<<<<
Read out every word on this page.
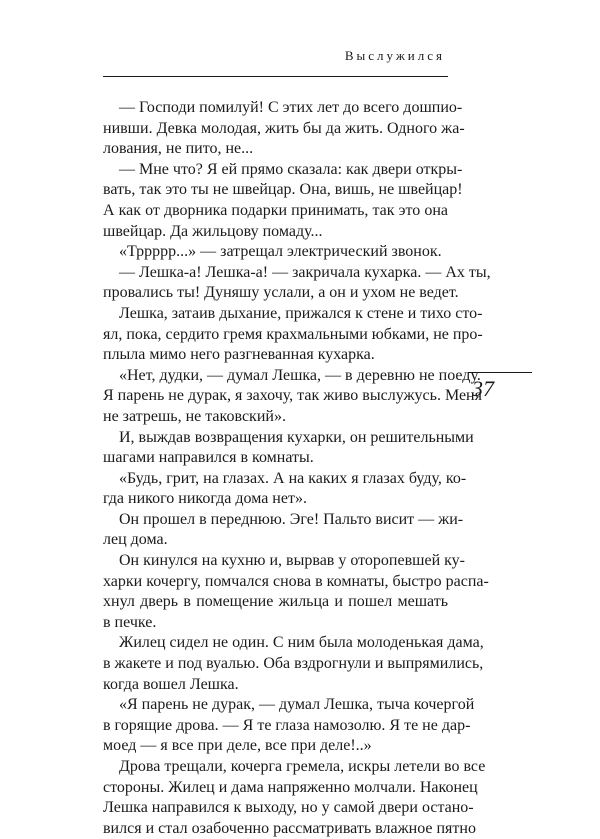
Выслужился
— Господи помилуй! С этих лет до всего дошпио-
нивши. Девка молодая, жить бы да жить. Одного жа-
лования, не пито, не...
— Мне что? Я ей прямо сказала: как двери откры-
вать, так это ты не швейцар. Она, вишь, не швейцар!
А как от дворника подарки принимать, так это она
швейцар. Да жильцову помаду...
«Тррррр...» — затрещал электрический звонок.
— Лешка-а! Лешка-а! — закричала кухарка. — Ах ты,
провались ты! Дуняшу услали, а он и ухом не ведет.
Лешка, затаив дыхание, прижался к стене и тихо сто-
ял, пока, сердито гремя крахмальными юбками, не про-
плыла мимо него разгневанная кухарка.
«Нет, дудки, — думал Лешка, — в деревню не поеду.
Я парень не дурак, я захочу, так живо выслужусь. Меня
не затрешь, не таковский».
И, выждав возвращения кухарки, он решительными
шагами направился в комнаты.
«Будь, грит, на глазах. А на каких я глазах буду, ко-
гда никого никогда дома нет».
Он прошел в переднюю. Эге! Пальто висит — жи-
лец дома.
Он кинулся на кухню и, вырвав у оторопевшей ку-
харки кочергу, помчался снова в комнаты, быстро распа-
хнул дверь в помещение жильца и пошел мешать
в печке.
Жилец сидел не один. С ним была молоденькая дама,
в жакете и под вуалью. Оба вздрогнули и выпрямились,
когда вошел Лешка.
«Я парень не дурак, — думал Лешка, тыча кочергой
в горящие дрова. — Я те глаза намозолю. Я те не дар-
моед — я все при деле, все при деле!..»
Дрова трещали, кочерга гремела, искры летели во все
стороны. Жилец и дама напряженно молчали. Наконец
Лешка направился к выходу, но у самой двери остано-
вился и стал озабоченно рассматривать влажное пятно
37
>>>>
<<<<
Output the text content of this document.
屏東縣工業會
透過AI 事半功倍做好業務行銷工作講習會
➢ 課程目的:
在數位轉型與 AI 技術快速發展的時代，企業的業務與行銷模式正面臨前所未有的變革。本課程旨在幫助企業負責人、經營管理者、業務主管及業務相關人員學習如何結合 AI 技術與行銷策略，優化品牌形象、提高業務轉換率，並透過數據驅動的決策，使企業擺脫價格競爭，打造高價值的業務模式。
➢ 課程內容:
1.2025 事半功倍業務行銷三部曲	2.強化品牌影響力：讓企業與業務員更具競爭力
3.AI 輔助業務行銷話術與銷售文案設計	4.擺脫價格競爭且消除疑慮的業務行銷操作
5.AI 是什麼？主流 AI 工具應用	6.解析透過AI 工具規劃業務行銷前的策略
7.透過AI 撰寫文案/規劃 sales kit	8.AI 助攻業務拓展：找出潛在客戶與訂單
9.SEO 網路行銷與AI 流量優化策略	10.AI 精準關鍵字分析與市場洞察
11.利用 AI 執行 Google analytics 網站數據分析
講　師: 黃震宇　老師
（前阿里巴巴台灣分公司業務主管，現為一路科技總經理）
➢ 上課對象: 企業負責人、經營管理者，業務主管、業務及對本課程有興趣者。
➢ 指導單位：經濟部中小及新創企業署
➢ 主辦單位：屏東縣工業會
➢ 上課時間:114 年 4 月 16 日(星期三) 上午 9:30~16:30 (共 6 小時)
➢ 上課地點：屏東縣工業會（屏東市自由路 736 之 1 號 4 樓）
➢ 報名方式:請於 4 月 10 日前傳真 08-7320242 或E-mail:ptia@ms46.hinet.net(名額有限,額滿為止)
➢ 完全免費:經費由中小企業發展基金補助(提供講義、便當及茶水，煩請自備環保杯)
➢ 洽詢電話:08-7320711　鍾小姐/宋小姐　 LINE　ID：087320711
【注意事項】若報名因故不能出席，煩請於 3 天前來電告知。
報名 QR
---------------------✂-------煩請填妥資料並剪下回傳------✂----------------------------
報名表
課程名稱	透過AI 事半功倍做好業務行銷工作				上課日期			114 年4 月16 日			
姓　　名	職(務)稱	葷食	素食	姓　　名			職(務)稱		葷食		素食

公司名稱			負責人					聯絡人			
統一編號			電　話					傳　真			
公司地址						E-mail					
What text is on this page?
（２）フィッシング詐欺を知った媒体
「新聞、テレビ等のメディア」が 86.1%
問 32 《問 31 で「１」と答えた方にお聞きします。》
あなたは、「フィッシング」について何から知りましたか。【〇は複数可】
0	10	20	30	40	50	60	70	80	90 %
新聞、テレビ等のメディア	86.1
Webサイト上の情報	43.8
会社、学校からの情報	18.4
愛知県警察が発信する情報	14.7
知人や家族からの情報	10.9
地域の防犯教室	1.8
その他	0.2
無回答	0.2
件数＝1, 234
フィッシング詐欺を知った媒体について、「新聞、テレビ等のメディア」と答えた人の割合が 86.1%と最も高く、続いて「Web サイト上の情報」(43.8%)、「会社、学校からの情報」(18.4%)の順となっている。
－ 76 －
>>>>
<<<<
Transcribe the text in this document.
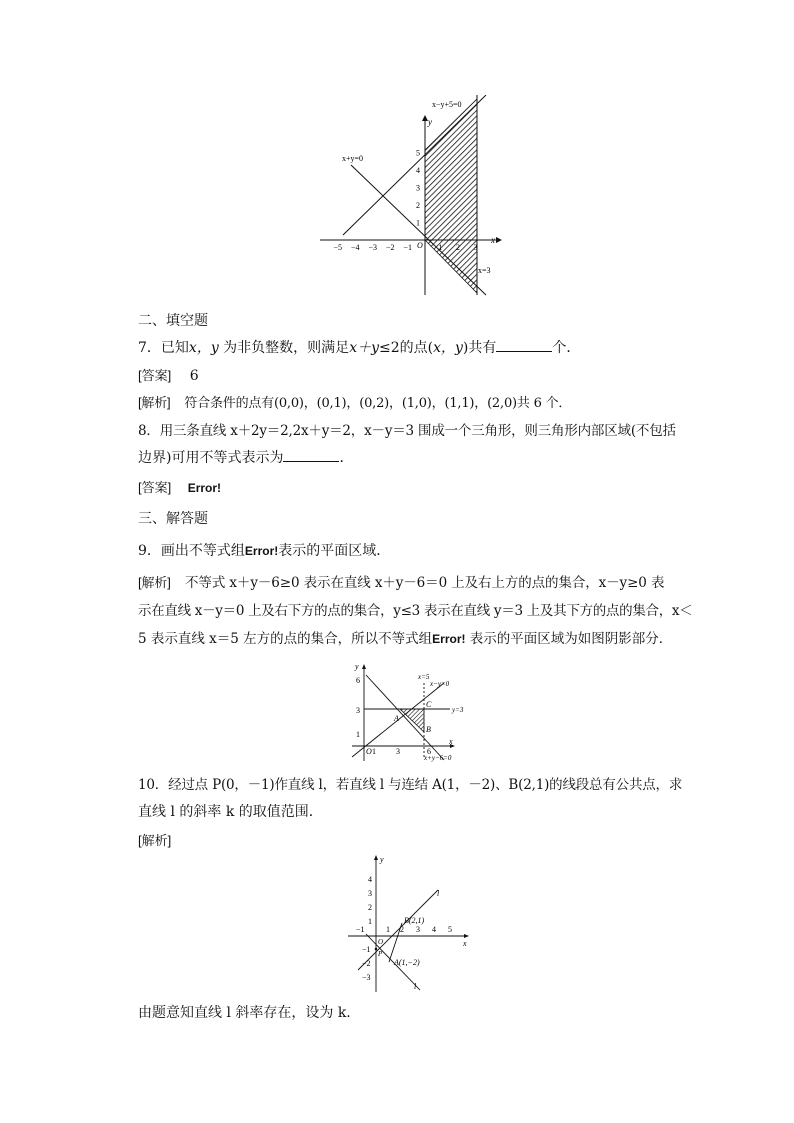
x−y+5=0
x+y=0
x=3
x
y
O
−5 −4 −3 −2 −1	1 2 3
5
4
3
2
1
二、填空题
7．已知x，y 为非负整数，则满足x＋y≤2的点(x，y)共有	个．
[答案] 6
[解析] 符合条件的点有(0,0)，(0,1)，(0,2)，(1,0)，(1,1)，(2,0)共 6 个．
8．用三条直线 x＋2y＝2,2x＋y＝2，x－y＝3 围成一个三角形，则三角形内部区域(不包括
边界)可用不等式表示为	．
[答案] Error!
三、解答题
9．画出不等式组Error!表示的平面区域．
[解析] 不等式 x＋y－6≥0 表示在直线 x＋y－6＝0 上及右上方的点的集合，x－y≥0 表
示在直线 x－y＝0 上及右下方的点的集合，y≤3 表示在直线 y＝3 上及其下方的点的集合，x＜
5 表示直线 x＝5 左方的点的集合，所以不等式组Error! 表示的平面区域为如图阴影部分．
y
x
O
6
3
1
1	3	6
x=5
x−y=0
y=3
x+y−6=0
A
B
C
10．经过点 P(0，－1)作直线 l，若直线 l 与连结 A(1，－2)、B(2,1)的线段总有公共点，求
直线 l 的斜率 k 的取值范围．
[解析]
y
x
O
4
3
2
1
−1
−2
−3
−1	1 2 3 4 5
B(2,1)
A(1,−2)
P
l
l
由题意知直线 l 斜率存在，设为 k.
>>>>
**What to do**
Report how many lines above hold the string "дама", giving nothing but the number.

**Task response**
2